Teh Semantic Web is Dead (Linked Data is the Word)

As a major intaker of information about leading technologies, I am proud to say that at the time of the creation of this blog post, I am ahead of the game as far as declaring a change in the language we use to refer to the next phase of web evolution.

The term “web” has never been stronger. The “internet” goes on as something we mention almost every day. And the technologies that comprise the realm of what we have been calling semantic web, mainly markup standards, aren’t going anywhere.

But semantic web just fell out of favor as a [canditate for a] useful euphemism in our language.  The moment this became obvious to me was a few weeks ago  when I heard that Tim Berners-Lee spoke at TED and didn’t mention ‘the semantic web.’  A few weeks later I saw the video for myself and felt a certain sadness or abandonment when TBL talked about the geekiest dream ever, one that he created, without using the name I thought we had all agreed on for it, The Semantic Web.  Instead, he used a different euphemism for the most awesome library system ever conceived.  He called it “Linked Data.”

If you are a Semantic Web apologist like myself you might feel slightly deflated by a sudden change in terminology. I’m sorry.  I’m sure TBL is sorry too.  

But the reality is that “Semantic Web” is always going to be confused with Natural Language Processing, which is also a field of technology that is growing fast in its own right.  

No sustaining buzz has really caught on with “the semantic web,” as a catch phrase, beyond us geeks that are already sold on the idea.  Instead, we’ve recently heard more and more announcements (made usually by search companies) that include the word semantic as if the mere use of the word means that the company is doing something right.

The battle we’ve been fighting as SemWeb advocates is largely a battle for widespread awareness. TBL has said himself that the phrase semantic web wasn’t the best choice of words.

Item position entries:

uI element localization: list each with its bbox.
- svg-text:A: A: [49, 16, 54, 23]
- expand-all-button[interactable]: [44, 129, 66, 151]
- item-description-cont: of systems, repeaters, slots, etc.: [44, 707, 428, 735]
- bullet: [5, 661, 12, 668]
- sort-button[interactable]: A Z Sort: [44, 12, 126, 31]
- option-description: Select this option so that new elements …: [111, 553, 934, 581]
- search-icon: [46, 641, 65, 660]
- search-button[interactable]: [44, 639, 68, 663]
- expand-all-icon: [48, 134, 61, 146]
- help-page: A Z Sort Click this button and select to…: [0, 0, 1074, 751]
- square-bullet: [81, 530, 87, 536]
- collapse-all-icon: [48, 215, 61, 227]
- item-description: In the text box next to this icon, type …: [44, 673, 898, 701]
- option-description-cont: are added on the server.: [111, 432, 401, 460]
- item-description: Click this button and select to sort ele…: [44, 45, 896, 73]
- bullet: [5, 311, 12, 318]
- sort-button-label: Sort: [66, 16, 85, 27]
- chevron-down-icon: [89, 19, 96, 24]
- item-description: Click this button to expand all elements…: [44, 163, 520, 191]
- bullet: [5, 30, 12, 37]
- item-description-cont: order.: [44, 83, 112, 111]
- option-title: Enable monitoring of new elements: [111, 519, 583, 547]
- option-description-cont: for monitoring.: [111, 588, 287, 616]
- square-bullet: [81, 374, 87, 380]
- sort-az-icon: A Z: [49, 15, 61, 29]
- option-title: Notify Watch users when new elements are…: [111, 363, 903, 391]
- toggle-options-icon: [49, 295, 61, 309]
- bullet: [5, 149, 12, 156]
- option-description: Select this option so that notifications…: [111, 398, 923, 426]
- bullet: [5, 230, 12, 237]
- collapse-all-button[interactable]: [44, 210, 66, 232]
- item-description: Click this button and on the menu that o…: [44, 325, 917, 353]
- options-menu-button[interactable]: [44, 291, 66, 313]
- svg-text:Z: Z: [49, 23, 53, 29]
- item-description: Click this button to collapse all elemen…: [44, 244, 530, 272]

Work to do:
1) In the blog post about the semantic web, what did Tim Berners-Lee call the idea when he spoke at TED?
2) Extend the blog post about the semantic web and Linked Data from the point where it stops.
None of the items are needed for this work.

Results of the exercise:
1) He called it "Linked Data."

2)
I’m sure TBL spent at least an afternoon considering what he might say to the audience at TED which arguably consists some of the most influential people in the world.  I’ve concluded that he intentionally abandoned the phrase, in preparation for a brighter future in which the SemWeb technologies are no longer so easily confused with other technologies.  We’ve changed our name.

If you feel the re-branding is unfair, consider who has more right to the word semantic, the Natural Language people or the Interchangeable Data Format people?  

We lose.

Sorry.  We need to move on. 

The Semantic Web is now called Linked Data.  It’s official.  Take a deep breath, change your notes.  And let’s move on as Linked Data enthusiasts, not Semantic Web enthusiasts.

I will lead this effort by removing the category of “The Semantic Web” from this site and replacing it with “Linked Data.”  I’ll do it later this week.  I need some time to say goodbye.

Semantic Web is Taking Forever, Right?

As a hardcore Linked-Data/Semantic Web Enthusiast for some time now, say since pre-2007 (back then, I didn’t know what to call it but I understood that it was possible), I can’t help but feel sometimes like it’s never going to happen.  Sometimes a non-silo Web seems like a idealistic fantasy.  Sometimes it seems like nothing is happening.  During the first half of 2007, the amount of excitement in the Sem-Web Category of my feed-reader was high.  Since then, however, the excitement level seems to have diminished quite a bit.  Am I right?

I want to offer a few condolences and some evidence that the Semantic Web is not dead. In fact, I believe it’s still going to “happen.”

  1.  Tim Berners-Lee spoke at TED this year, apparently urging people to unlock their data, according to GigaOm (TED, please publish this video soon, OK?). TED has a quickly growing  amount of influence in the mainstream from what I can tell.  This is good outreach. 
  2. JavaScript support for querying more than one URL/Site/Database at a time is coming to a browser near you very soon, according to John Resig via this talk at Google. We’ve seen a lot of new APIs allowing programmers to access certain data from certain places, but more promising to me than these limited and proprietary APIs that have been sprouting up is how HTML itself is increasingly becoming more ‘semantic,’ if for no other reason, because it allows coders to do more interesting and elegant things with CSS and JavaScript… Where this is heading, I think, is toward a future where pages are basically designed to be scraped, a sort of Microformat revolution (albeit totally rag-tag). Once the cat is out of the bag, I really believe embedded HTML semantics will become more and more standardised because of the incremental benefits resulting for the publishers of the content.  What I’m talking about here is mainly Classes and ID’s in HTML.  Give it some time. Those things are basically Microformats waiting to happen.  Right?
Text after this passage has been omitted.